→ **Aim of the task**: From the material below, list every line containing "endast".

→ **Stored records**:

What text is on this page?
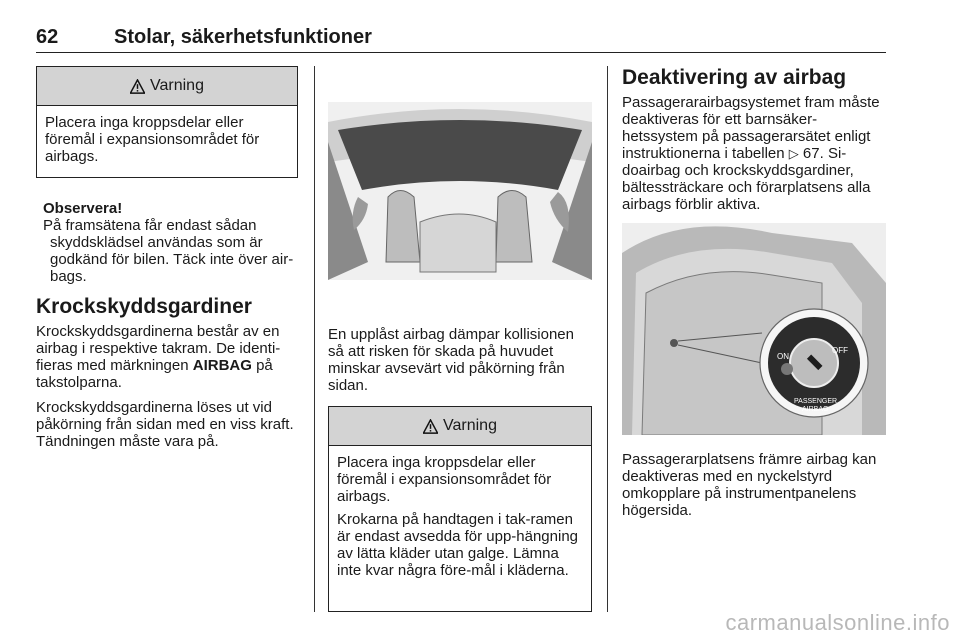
62	Stolar, säkerhetsfunktioner
Varning

Placera inga kroppsdelar eller föremål i expansionsområdet för airbags.

Observera!
På framsätena får endast sådan skyddsklädsel användas som är godkänd för bilen. Täck inte över air-bags.
Krockskyddsgardiner

Krockskyddsgardinerna består av en airbag i respektive takram. De identi-fieras med märkningen AIRBAG på takstolparna.

Krockskyddsgardinerna löses ut vid påkörning från sidan med en viss kraft. Tändningen måste vara på.

En upplåst airbag dämpar kollisionen så att risken för skada på huvudet minskar avsevärt vid påkörning från sidan.

Varning

Placera inga kroppsdelar eller föremål i expansionsområdet för airbags.

Krokarna på handtagen i tak-ramen är endast avsedda för upp-hängning av lätta kläder utan galge. Lämna inte kvar några före-mål i kläderna.

Deaktivering av airbag

Passagerarairbagsystemet fram måste deaktiveras för ett barnsäker-hetssystem på passagerarsätet enligt instruktionerna i tabellen ▷ 67. Si-doairbag och krockskyddsgardiner, bältessträckare och förarplatsens alla airbags förblir aktiva.

ON
OFF
PASSENGER
AIRBAG

Passagerarplatsens främre airbag kan deaktiveras med en nyckelstyrd omkopplare på instrumentpanelens högersida.

carmanualsonline.info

→ **The output**:
På framsätena får endast sådan skyddsklädsel användas som är godkänd för bilen. Täck inte över air-bags.
Krokarna på handtagen i tak-ramen är endast avsedda för upp-hängning av lätta kläder utan galge. Lämna inte kvar några före-mål i kläderna.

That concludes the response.